## Your objective
Write out the entire listing below exactly as it appears, minus any pictures.

## Supplied data
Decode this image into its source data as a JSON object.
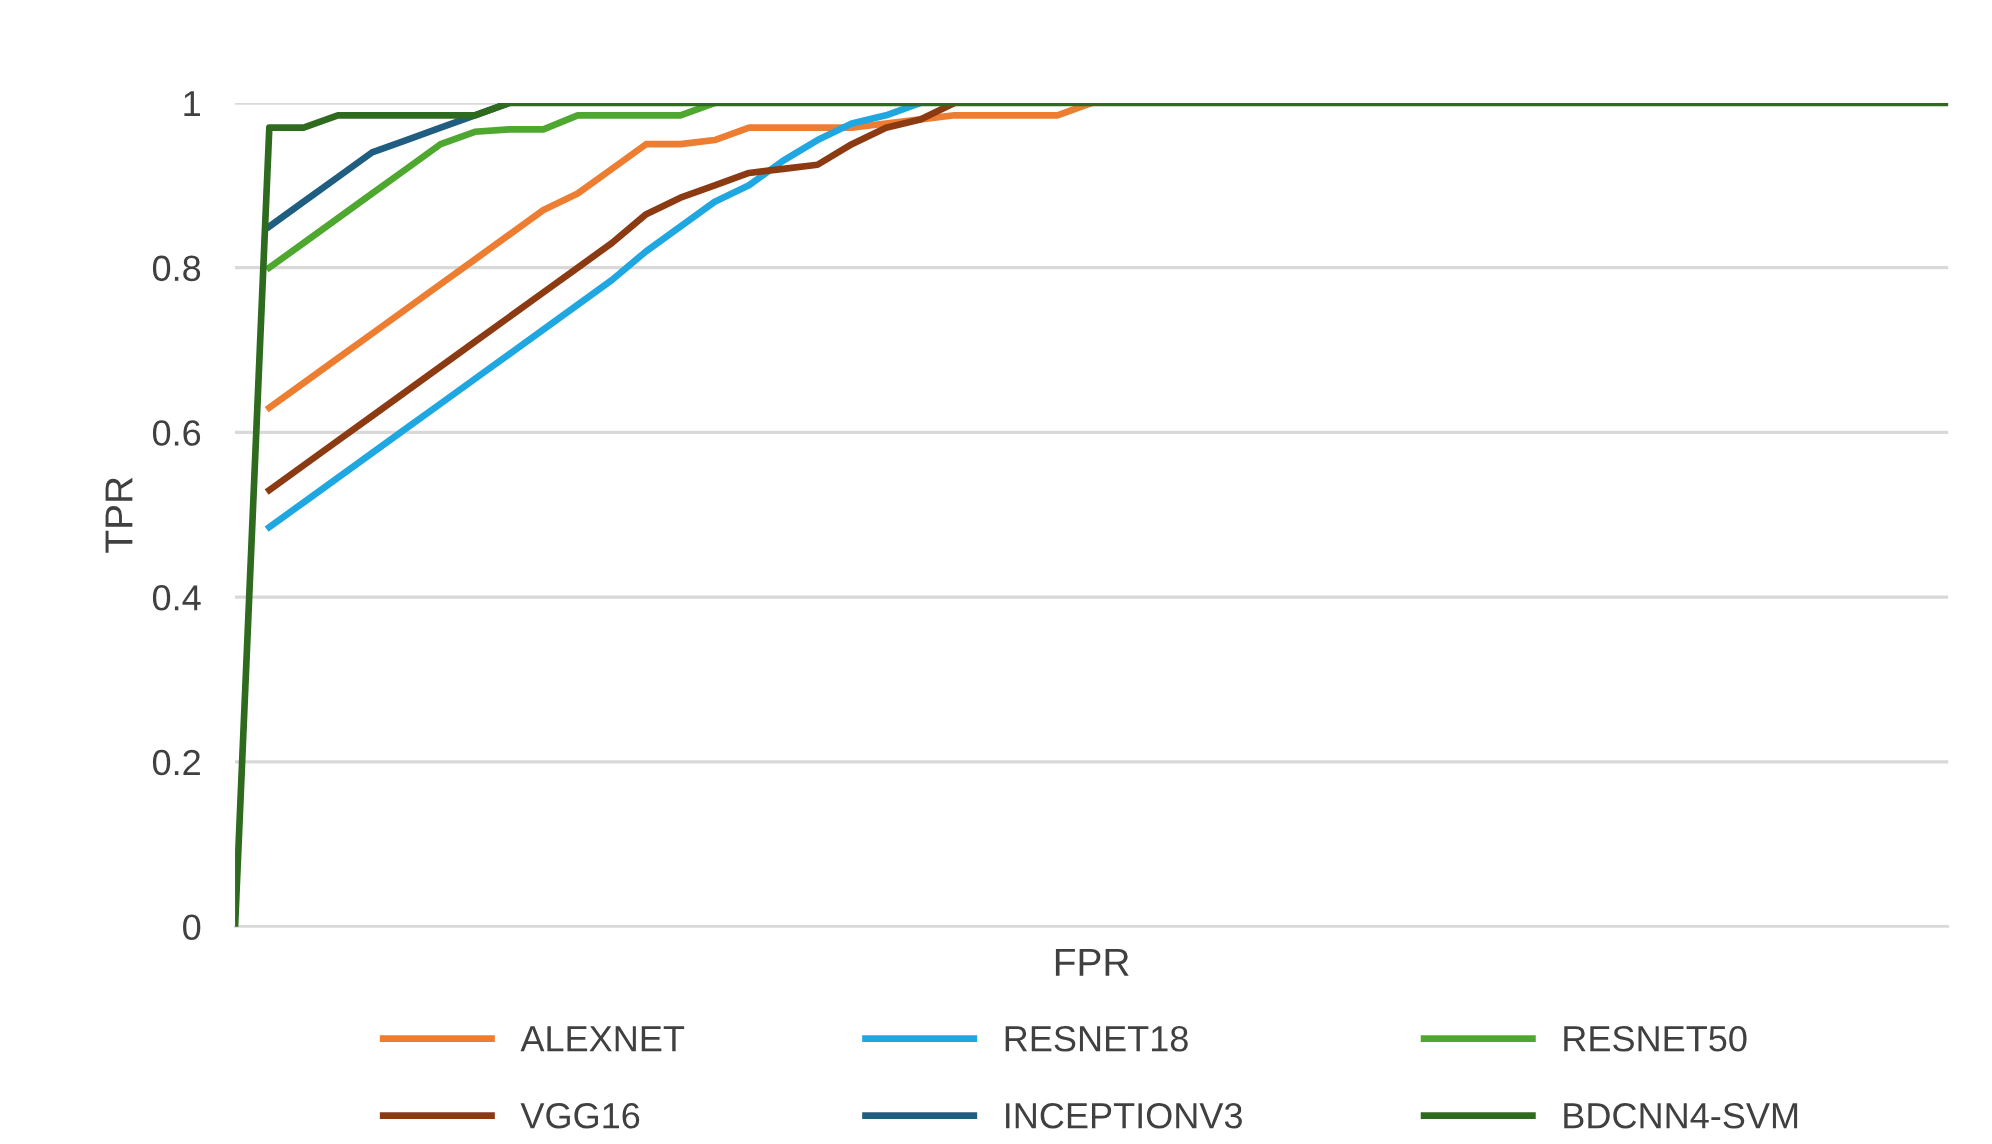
{
  "chart_data": {
    "type": "line",
    "xlabel": "FPR",
    "ylabel": "TPR",
    "categories": [
      null,
      null,
      null,
      null,
      null,
      null,
      null,
      null,
      null,
      null,
      null,
      null,
      null,
      null,
      null,
      null,
      null,
      null,
      null,
      null,
      null,
      null,
      null,
      null,
      null,
      null,
      null,
      null,
      null,
      null,
      null,
      null,
      null,
      null,
      null,
      null,
      null,
      null,
      null,
      null,
      null,
      null,
      null,
      null,
      null,
      null,
      null,
      null,
      null,
      null,
      null
    ],
    "ylim": [
      0,
      1
    ],
    "yticks": [
      0,
      {
        "value": 0.2,
        "label": "0.2"
      },
      {
        "value": 0.4,
        "label": "0.4"
      },
      {
        "value": 0.6,
        "label": "0.6"
      },
      {
        "value": 0.8,
        "label": "0.8"
      },
      1
    ],
    "grid": "y",
    "legend": "bottom",
    "marker": "none",
    "line_style": "solid",
    "series": [
      {
        "name": "ALEXNET",
        "color": "#ed7d31",
        "values": [
          null,
          0.63,
          0.66,
          0.69,
          0.72,
          0.75,
          0.78,
          0.81,
          0.84,
          0.87,
          0.89,
          0.92,
          0.95,
          0.95,
          0.955,
          0.97,
          0.97,
          0.97,
          0.97,
          0.975,
          0.98,
          0.985,
          0.985,
          0.985,
          0.985,
          1,
          null,
          null,
          null,
          null,
          null,
          null,
          null,
          null,
          null,
          null,
          null,
          null,
          null,
          null,
          null,
          null,
          null,
          null,
          null,
          null,
          null,
          null,
          null,
          null,
          null
        ]
      },
      {
        "name": "RESNET18",
        "color": "#1ea7e1",
        "values": [
          null,
          0.485,
          0.515,
          0.545,
          0.575,
          0.605,
          0.635,
          0.665,
          0.695,
          0.725,
          0.755,
          0.785,
          0.82,
          0.85,
          0.88,
          0.9,
          0.93,
          0.955,
          0.975,
          0.985,
          1,
          null,
          null,
          null,
          null,
          null,
          null,
          null,
          null,
          null,
          null,
          null,
          null,
          null,
          null,
          null,
          null,
          null,
          null,
          null,
          null,
          null,
          null,
          null,
          null,
          null,
          null,
          null,
          null,
          null,
          null
        ]
      },
      {
        "name": "RESNET50",
        "color": "#4ea72e",
        "values": [
          null,
          0.8,
          0.83,
          0.86,
          0.89,
          0.92,
          0.95,
          0.965,
          0.968,
          0.968,
          0.985,
          0.985,
          0.985,
          0.985,
          1,
          null,
          null,
          null,
          null,
          null,
          null,
          null,
          null,
          null,
          null,
          null,
          null,
          null,
          null,
          null,
          null,
          null,
          null,
          null,
          null,
          null,
          null,
          null,
          null,
          null,
          null,
          null,
          null,
          null,
          null,
          null,
          null,
          null,
          null,
          null,
          null
        ]
      },
      {
        "name": "VGG16",
        "color": "#8c3a12",
        "values": [
          null,
          0.53,
          0.56,
          0.59,
          0.62,
          0.65,
          0.68,
          0.71,
          0.74,
          0.77,
          0.8,
          0.83,
          0.865,
          0.885,
          0.9,
          0.915,
          0.92,
          0.925,
          0.95,
          0.97,
          0.98,
          1,
          null,
          null,
          null,
          null,
          null,
          null,
          null,
          null,
          null,
          null,
          null,
          null,
          null,
          null,
          null,
          null,
          null,
          null,
          null,
          null,
          null,
          null,
          null,
          null,
          null,
          null,
          null,
          null,
          null
        ]
      },
      {
        "name": "INCEPTIONV3",
        "color": "#1f5e80",
        "values": [
          null,
          0.85,
          0.88,
          0.91,
          0.94,
          0.955,
          0.97,
          0.985,
          1,
          null,
          null,
          null,
          null,
          null,
          null,
          null,
          null,
          null,
          null,
          null,
          null,
          null,
          null,
          null,
          null,
          null,
          null,
          null,
          null,
          null,
          null,
          null,
          null,
          null,
          null,
          null,
          null,
          null,
          null,
          null,
          null,
          null,
          null,
          null,
          null,
          null,
          null,
          null,
          null,
          null,
          null
        ]
      },
      {
        "name": "BDCNN4-SVM",
        "color": "#2e6b1f",
        "values": [
          0,
          0.97,
          0.97,
          0.985,
          0.985,
          0.985,
          0.985,
          0.985,
          1,
          1,
          1,
          1,
          1,
          1,
          1,
          1,
          1,
          1,
          1,
          1,
          1,
          1,
          1,
          1,
          1,
          1,
          1,
          1,
          1,
          1,
          1,
          1,
          1,
          1,
          1,
          1,
          1,
          1,
          1,
          1,
          1,
          1,
          1,
          1,
          1,
          1,
          1,
          1,
          1,
          1,
          1
        ]
      }
    ]
  }
}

## Response to this exercise
Decode this image into its source data as a JSON object.
{
  "chart_data": {
    "type": "line",
    "xlabel": "FPR",
    "ylabel": "TPR",
    "categories": [
      null,
      null,
      null,
      null,
      null,
      null,
      null,
      null,
      null,
      null,
      null,
      null,
      null,
      null,
      null,
      null,
      null,
      null,
      null,
      null,
      null,
      null,
      null,
      null,
      null,
      null,
      null,
      null,
      null,
      null,
      null,
      null,
      null,
      null,
      null,
      null,
      null,
      null,
      null,
      null,
      null,
      null,
      null,
      null,
      null,
      null,
      null,
      null,
      null,
      null,
      null
    ],
    "ylim": [
      0,
      1
    ],
    "yticks": [
      0,
      {
        "value": 0.2,
        "label": "0.2"
      },
      {
        "value": 0.4,
        "label": "0.4"
      },
      {
        "value": 0.6,
        "label": "0.6"
      },
      {
        "value": 0.8,
        "label": "0.8"
      },
      1
    ],
    "grid": "y",
    "legend": "bottom",
    "marker": "none",
    "line_style": "solid",
    "series": [
      {
        "name": "ALEXNET",
        "color": "#ed7d31",
        "values": [
          null,
          0.63,
          0.66,
          0.69,
          0.72,
          0.75,
          0.78,
          0.81,
          0.84,
          0.87,
          0.89,
          0.92,
          0.95,
          0.95,
          0.955,
          0.97,
          0.97,
          0.97,
          0.97,
          0.975,
          0.98,
          0.985,
          0.985,
          0.985,
          0.985,
          1,
          null,
          null,
          null,
          null,
          null,
          null,
          null,
          null,
          null,
          null,
          null,
          null,
          null,
          null,
          null,
          null,
          null,
          null,
          null,
          null,
          null,
          null,
          null,
          null,
          null
        ]
      },
      {
        "name": "RESNET18",
        "color": "#1ea7e1",
        "values": [
          null,
          0.485,
          0.515,
          0.545,
          0.575,
          0.605,
          0.635,
          0.665,
          0.695,
          0.725,
          0.755,
          0.785,
          0.82,
          0.85,
          0.88,
          0.9,
          0.93,
          0.955,
          0.975,
          0.985,
          1,
          null,
          null,
          null,
          null,
          null,
          null,
          null,
          null,
          null,
          null,
          null,
          null,
          null,
          null,
          null,
          null,
          null,
          null,
          null,
          null,
          null,
          null,
          null,
          null,
          null,
          null,
          null,
          null,
          null,
          null
        ]
      },
      {
        "name": "RESNET50",
        "color": "#4ea72e",
        "values": [
          null,
          0.8,
          0.83,
          0.86,
          0.89,
          0.92,
          0.95,
          0.965,
          0.968,
          0.968,
          0.985,
          0.985,
          0.985,
          0.985,
          1,
          null,
          null,
          null,
          null,
          null,
          null,
          null,
          null,
          null,
          null,
          null,
          null,
          null,
          null,
          null,
          null,
          null,
          null,
          null,
          null,
          null,
          null,
          null,
          null,
          null,
          null,
          null,
          null,
          null,
          null,
          null,
          null,
          null,
          null,
          null,
          null
        ]
      },
      {
        "name": "VGG16",
        "color": "#8c3a12",
        "values": [
          null,
          0.53,
          0.56,
          0.59,
          0.62,
          0.65,
          0.68,
          0.71,
          0.74,
          0.77,
          0.8,
          0.83,
          0.865,
          0.885,
          0.9,
          0.915,
          0.92,
          0.925,
          0.95,
          0.97,
          0.98,
          1,
          null,
          null,
          null,
          null,
          null,
          null,
          null,
          null,
          null,
          null,
          null,
          null,
          null,
          null,
          null,
          null,
          null,
          null,
          null,
          null,
          null,
          null,
          null,
          null,
          null,
          null,
          null,
          null,
          null
        ]
      },
      {
        "name": "INCEPTIONV3",
        "color": "#1f5e80",
        "values": [
          null,
          0.85,
          0.88,
          0.91,
          0.94,
          0.955,
          0.97,
          0.985,
          1,
          null,
          null,
          null,
          null,
          null,
          null,
          null,
          null,
          null,
          null,
          null,
          null,
          null,
          null,
          null,
          null,
          null,
          null,
          null,
          null,
          null,
          null,
          null,
          null,
          null,
          null,
          null,
          null,
          null,
          null,
          null,
          null,
          null,
          null,
          null,
          null,
          null,
          null,
          null,
          null,
          null,
          null
        ]
      },
      {
        "name": "BDCNN4-SVM",
        "color": "#2e6b1f",
        "values": [
          0,
          0.97,
          0.97,
          0.985,
          0.985,
          0.985,
          0.985,
          0.985,
          1,
          1,
          1,
          1,
          1,
          1,
          1,
          1,
          1,
          1,
          1,
          1,
          1,
          1,
          1,
          1,
          1,
          1,
          1,
          1,
          1,
          1,
          1,
          1,
          1,
          1,
          1,
          1,
          1,
          1,
          1,
          1,
          1,
          1,
          1,
          1,
          1,
          1,
          1,
          1,
          1,
          1,
          1
        ]
      }
    ]
  }
}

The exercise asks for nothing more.